**INSTRUCTIONS TO FOLLOW**
Only the number is wanted: how many lines hold the word "producción"?

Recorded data
##########

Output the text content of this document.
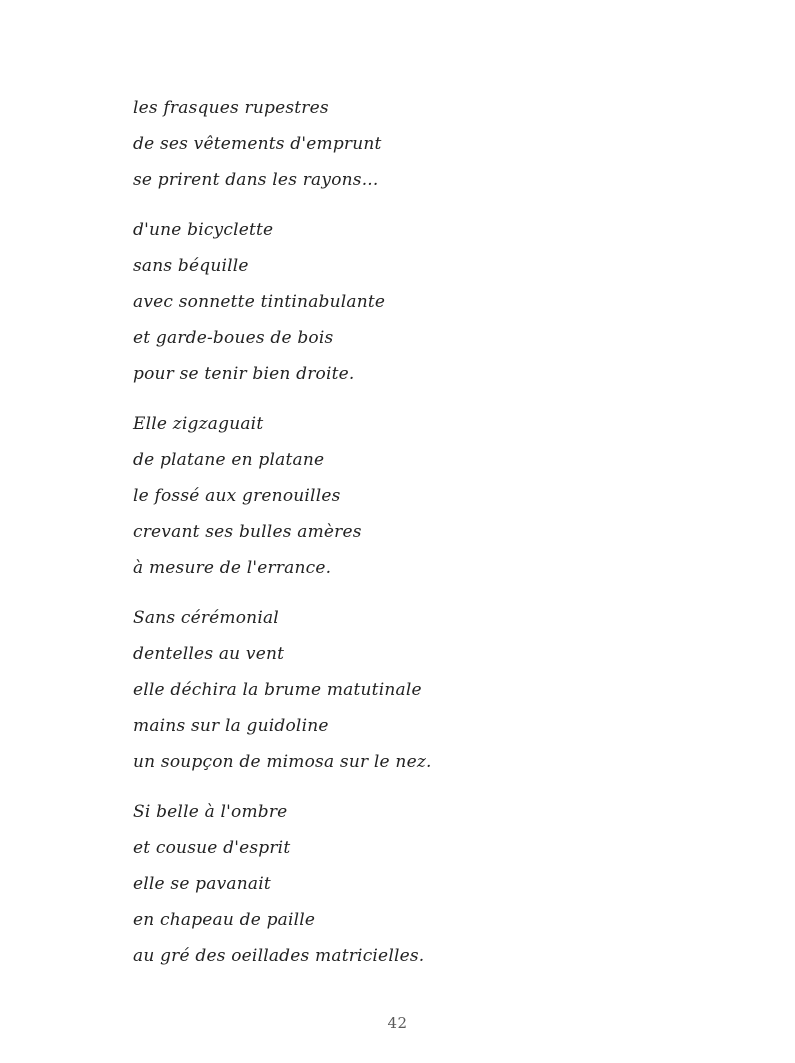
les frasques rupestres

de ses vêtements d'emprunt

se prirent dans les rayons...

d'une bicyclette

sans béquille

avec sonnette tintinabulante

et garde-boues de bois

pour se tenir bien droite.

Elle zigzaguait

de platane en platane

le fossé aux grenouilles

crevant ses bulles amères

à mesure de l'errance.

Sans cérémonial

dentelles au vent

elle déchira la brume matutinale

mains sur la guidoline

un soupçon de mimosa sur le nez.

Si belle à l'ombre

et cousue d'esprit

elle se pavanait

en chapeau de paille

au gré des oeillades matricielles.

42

##########

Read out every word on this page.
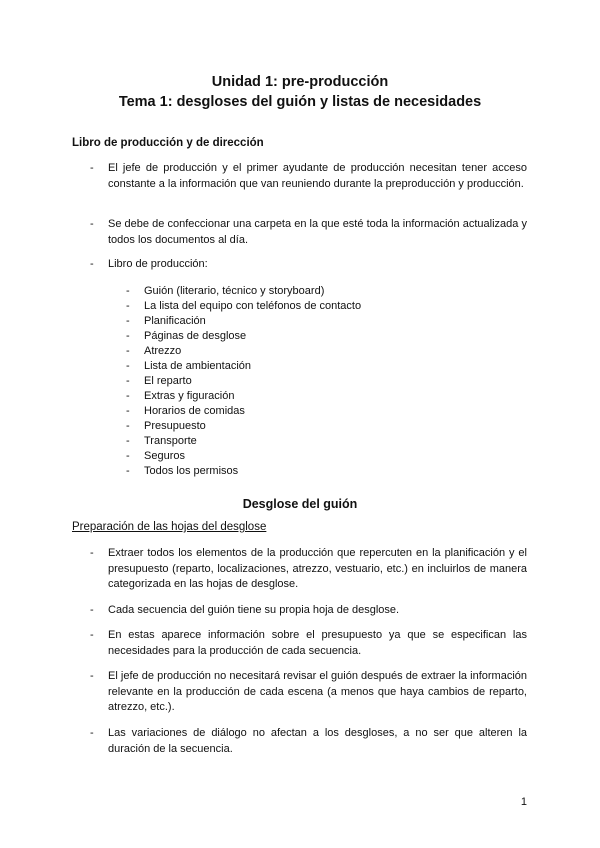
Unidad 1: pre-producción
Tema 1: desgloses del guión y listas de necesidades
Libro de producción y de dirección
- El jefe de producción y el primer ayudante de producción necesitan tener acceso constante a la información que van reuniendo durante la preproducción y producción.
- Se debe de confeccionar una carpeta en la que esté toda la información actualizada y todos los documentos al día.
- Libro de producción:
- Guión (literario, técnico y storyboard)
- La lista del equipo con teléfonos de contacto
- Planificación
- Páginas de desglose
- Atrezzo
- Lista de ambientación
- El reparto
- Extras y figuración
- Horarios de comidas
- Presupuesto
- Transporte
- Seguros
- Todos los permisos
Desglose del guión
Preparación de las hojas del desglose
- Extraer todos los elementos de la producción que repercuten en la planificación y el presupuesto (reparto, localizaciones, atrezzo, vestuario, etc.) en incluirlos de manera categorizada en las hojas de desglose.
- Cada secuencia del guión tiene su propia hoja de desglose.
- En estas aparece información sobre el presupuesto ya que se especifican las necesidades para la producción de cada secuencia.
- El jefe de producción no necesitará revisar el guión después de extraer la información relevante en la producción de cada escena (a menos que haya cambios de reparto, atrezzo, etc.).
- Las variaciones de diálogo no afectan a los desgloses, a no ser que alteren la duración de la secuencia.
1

##########

**ANSWER TO THE TASK**
7